(Stored items from a collection)
>>>>>

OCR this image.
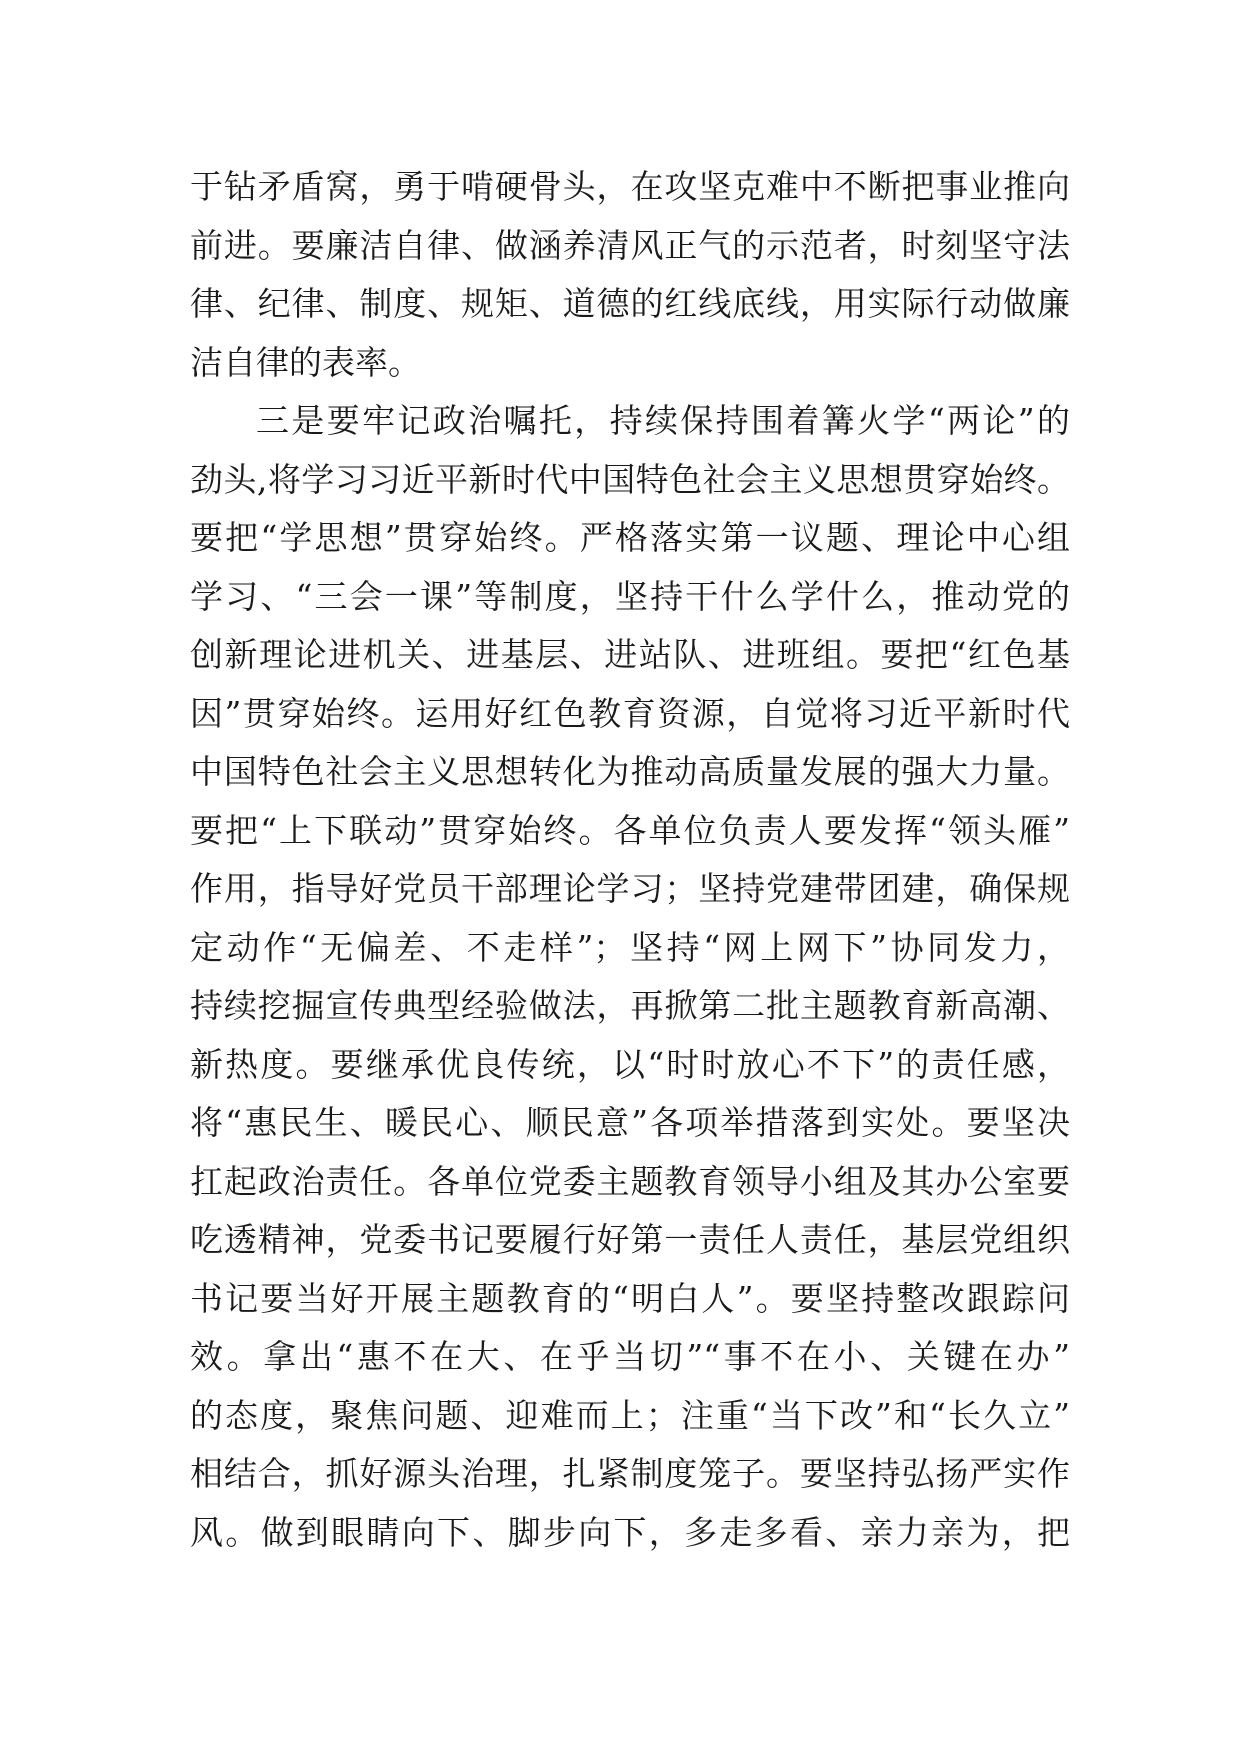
于钻矛盾窝，勇于啃硬骨头，在攻坚克难中不断把事业推向
前进。要廉洁自律、做涵养清风正气的示范者，时刻坚守法
律、纪律、制度、规矩、道德的红线底线，用实际行动做廉
洁自律的表率。
三是要牢记政治嘱托，持续保持围着篝火学“两论”的
劲头,将学习习近平新时代中国特色社会主义思想贯穿始终。
要把“学思想”贯穿始终。严格落实第一议题、理论中心组
学习、“三会一课”等制度，坚持干什么学什么，推动党的
创新理论进机关、进基层、进站队、进班组。要把“红色基
因”贯穿始终。运用好红色教育资源，自觉将习近平新时代
中国特色社会主义思想转化为推动高质量发展的强大力量。
要把“上下联动”贯穿始终。各单位负责人要发挥“领头雁”
作用，指导好党员干部理论学习；坚持党建带团建，确保规
定动作“无偏差、不走样”；坚持“网上网下”协同发力，
持续挖掘宣传典型经验做法，再掀第二批主题教育新高潮、
新热度。要继承优良传统，以“时时放心不下”的责任感，
将“惠民生、暖民心、顺民意”各项举措落到实处。要坚决
扛起政治责任。各单位党委主题教育领导小组及其办公室要
吃透精神，党委书记要履行好第一责任人责任，基层党组织
书记要当好开展主题教育的“明白人”。要坚持整改跟踪问
效。拿出“惠不在大、在乎当切”“事不在小、关键在办”
的态度，聚焦问题、迎难而上；注重“当下改”和“长久立”
相结合，抓好源头治理，扎紧制度笼子。要坚持弘扬严实作
风。做到眼睛向下、脚步向下，多走多看、亲力亲为，把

<<<<<

Copy the whole listing above word for word but do not carry over the pictures.

(Complete answer)
OCR this image.
于钻矛盾窝，勇于啃硬骨头，在攻坚克难中不断把事业推向
前进。要廉洁自律、做涵养清风正气的示范者，时刻坚守法
律、纪律、制度、规矩、道德的红线底线，用实际行动做廉
洁自律的表率。
三是要牢记政治嘱托，持续保持围着篝火学“两论”的
劲头,将学习习近平新时代中国特色社会主义思想贯穿始终。
要把“学思想”贯穿始终。严格落实第一议题、理论中心组
学习、“三会一课”等制度，坚持干什么学什么，推动党的
创新理论进机关、进基层、进站队、进班组。要把“红色基
因”贯穿始终。运用好红色教育资源，自觉将习近平新时代
中国特色社会主义思想转化为推动高质量发展的强大力量。
要把“上下联动”贯穿始终。各单位负责人要发挥“领头雁”
作用，指导好党员干部理论学习；坚持党建带团建，确保规
定动作“无偏差、不走样”；坚持“网上网下”协同发力，
持续挖掘宣传典型经验做法，再掀第二批主题教育新高潮、
新热度。要继承优良传统，以“时时放心不下”的责任感，
将“惠民生、暖民心、顺民意”各项举措落到实处。要坚决
扛起政治责任。各单位党委主题教育领导小组及其办公室要
吃透精神，党委书记要履行好第一责任人责任，基层党组织
书记要当好开展主题教育的“明白人”。要坚持整改跟踪问
效。拿出“惠不在大、在乎当切”“事不在小、关键在办”
的态度，聚焦问题、迎难而上；注重“当下改”和“长久立”
相结合，抓好源头治理，扎紧制度笼子。要坚持弘扬严实作
风。做到眼睛向下、脚步向下，多走多看、亲力亲为，把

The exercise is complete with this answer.